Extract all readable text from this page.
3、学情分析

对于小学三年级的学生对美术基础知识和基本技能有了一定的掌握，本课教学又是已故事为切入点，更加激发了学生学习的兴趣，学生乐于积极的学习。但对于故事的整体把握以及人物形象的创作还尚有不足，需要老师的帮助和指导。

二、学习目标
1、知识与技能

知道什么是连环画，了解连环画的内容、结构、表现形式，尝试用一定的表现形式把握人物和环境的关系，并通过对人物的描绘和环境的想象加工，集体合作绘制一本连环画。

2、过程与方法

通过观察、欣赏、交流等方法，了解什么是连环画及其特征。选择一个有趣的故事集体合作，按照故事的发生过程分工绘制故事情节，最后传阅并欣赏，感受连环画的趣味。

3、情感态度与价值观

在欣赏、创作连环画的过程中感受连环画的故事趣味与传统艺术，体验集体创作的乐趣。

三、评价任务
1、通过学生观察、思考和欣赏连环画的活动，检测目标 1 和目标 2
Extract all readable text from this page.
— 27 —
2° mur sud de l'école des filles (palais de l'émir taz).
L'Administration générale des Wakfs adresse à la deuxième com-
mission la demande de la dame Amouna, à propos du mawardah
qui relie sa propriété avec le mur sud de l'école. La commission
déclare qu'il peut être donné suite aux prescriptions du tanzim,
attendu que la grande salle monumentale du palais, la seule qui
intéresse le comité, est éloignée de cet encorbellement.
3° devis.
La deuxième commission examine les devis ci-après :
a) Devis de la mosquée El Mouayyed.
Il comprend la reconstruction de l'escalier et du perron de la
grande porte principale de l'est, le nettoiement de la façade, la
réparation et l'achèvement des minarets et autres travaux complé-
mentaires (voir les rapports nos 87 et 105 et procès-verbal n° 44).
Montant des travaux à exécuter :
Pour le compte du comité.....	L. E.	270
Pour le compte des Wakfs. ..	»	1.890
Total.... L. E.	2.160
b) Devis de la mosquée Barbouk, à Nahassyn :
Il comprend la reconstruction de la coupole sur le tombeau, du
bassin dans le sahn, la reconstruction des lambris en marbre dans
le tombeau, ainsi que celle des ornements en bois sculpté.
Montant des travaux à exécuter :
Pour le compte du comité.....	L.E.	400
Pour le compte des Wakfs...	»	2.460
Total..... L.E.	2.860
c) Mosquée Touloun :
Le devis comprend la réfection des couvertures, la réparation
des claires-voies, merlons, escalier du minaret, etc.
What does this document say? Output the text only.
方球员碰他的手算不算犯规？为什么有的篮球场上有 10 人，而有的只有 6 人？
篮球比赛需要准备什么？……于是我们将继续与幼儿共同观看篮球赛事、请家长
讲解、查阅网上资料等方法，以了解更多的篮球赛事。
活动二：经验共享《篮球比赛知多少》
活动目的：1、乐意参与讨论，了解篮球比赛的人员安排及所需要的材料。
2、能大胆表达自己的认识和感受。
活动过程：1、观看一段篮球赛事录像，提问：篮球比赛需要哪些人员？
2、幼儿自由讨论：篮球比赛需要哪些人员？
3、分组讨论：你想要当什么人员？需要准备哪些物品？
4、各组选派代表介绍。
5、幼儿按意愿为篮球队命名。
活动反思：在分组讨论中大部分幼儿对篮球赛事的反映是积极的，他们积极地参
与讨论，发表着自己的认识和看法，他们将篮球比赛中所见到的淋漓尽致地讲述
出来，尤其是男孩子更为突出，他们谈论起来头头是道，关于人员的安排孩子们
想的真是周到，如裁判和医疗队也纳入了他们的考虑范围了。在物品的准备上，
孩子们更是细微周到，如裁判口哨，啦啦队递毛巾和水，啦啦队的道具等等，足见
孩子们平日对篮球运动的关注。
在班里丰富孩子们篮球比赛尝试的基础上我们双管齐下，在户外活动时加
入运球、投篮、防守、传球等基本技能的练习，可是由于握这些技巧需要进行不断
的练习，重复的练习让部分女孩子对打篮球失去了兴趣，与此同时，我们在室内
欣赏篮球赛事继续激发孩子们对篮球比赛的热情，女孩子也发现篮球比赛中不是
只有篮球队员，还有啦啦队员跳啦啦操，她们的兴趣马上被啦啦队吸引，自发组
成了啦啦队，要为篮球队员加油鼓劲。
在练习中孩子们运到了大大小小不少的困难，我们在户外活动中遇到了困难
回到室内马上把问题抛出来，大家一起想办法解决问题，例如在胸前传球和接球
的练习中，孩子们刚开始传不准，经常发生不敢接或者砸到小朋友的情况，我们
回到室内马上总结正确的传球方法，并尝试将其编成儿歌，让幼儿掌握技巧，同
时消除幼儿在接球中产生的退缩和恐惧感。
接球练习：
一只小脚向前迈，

■ **WHAT IS BEING ASKED**
Look above for lines with the word "Pour" and copy them all.

■ **RESPONSE FOR THIS EXERCISE**
Pour le compte du comité.....	L. E.	270
Pour le compte des Wakfs. ..	»	1.890
Pour le compte du comité.....	L.E.	400
Pour le compte des Wakfs...	»	2.460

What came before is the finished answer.